--- STORED RECORDS ---
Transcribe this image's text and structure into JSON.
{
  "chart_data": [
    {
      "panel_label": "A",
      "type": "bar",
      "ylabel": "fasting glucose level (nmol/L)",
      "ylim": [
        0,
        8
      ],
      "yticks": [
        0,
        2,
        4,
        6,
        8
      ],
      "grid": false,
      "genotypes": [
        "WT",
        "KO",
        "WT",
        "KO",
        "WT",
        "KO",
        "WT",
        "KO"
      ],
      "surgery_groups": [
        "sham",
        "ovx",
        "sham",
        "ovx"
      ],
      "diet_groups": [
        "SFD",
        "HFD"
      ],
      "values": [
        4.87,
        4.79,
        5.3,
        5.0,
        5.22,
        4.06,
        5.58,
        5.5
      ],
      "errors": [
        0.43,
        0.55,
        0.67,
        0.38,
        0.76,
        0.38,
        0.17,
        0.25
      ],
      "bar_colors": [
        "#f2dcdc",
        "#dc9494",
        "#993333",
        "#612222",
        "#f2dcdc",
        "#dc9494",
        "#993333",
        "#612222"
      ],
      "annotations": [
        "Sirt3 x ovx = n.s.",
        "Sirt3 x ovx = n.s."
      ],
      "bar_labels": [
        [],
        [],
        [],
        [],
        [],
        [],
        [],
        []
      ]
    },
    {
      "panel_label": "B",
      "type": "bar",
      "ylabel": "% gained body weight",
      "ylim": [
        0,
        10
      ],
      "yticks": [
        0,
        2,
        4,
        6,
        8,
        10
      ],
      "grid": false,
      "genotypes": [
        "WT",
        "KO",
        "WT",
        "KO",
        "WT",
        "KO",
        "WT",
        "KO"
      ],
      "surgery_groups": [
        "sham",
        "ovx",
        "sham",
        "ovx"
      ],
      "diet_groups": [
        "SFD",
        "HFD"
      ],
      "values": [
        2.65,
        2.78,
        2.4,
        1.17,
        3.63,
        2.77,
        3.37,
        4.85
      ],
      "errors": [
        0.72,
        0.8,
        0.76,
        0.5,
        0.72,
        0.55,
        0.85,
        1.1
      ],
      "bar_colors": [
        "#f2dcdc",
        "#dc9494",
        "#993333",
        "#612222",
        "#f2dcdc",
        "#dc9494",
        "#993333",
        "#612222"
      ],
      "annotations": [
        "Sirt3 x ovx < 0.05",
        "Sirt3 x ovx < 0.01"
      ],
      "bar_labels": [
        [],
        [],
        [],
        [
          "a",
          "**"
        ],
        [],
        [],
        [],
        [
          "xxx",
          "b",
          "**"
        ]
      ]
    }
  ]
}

--- TO DO ---
Write out every line from the records above, word for word.

--- COMPLETE OUTPUT ---
Transcribe this image's text and structure into JSON.
{
  "chart_data": [
    {
      "panel_label": "A",
      "type": "bar",
      "ylabel": "fasting glucose level (nmol/L)",
      "ylim": [
        0,
        8
      ],
      "yticks": [
        0,
        2,
        4,
        6,
        8
      ],
      "grid": false,
      "genotypes": [
        "WT",
        "KO",
        "WT",
        "KO",
        "WT",
        "KO",
        "WT",
        "KO"
      ],
      "surgery_groups": [
        "sham",
        "ovx",
        "sham",
        "ovx"
      ],
      "diet_groups": [
        "SFD",
        "HFD"
      ],
      "values": [
        4.87,
        4.79,
        5.3,
        5.0,
        5.22,
        4.06,
        5.58,
        5.5
      ],
      "errors": [
        0.43,
        0.55,
        0.67,
        0.38,
        0.76,
        0.38,
        0.17,
        0.25
      ],
      "bar_colors": [
        "#f2dcdc",
        "#dc9494",
        "#993333",
        "#612222",
        "#f2dcdc",
        "#dc9494",
        "#993333",
        "#612222"
      ],
      "annotations": [
        "Sirt3 x ovx = n.s.",
        "Sirt3 x ovx = n.s."
      ],
      "bar_labels": [
        [],
        [],
        [],
        [],
        [],
        [],
        [],
        []
      ]
    },
    {
      "panel_label": "B",
      "type": "bar",
      "ylabel": "% gained body weight",
      "ylim": [
        0,
        10
      ],
      "yticks": [
        0,
        2,
        4,
        6,
        8,
        10
      ],
      "grid": false,
      "genotypes": [
        "WT",
        "KO",
        "WT",
        "KO",
        "WT",
        "KO",
        "WT",
        "KO"
      ],
      "surgery_groups": [
        "sham",
        "ovx",
        "sham",
        "ovx"
      ],
      "diet_groups": [
        "SFD",
        "HFD"
      ],
      "values": [
        2.65,
        2.78,
        2.4,
        1.17,
        3.63,
        2.77,
        3.37,
        4.85
      ],
      "errors": [
        0.72,
        0.8,
        0.76,
        0.5,
        0.72,
        0.55,
        0.85,
        1.1
      ],
      "bar_colors": [
        "#f2dcdc",
        "#dc9494",
        "#993333",
        "#612222",
        "#f2dcdc",
        "#dc9494",
        "#993333",
        "#612222"
      ],
      "annotations": [
        "Sirt3 x ovx < 0.05",
        "Sirt3 x ovx < 0.01"
      ],
      "bar_labels": [
        [],
        [],
        [],
        [
          "a",
          "**"
        ],
        [],
        [],
        [],
        [
          "xxx",
          "b",
          "**"
        ]
      ]
    }
  ]
}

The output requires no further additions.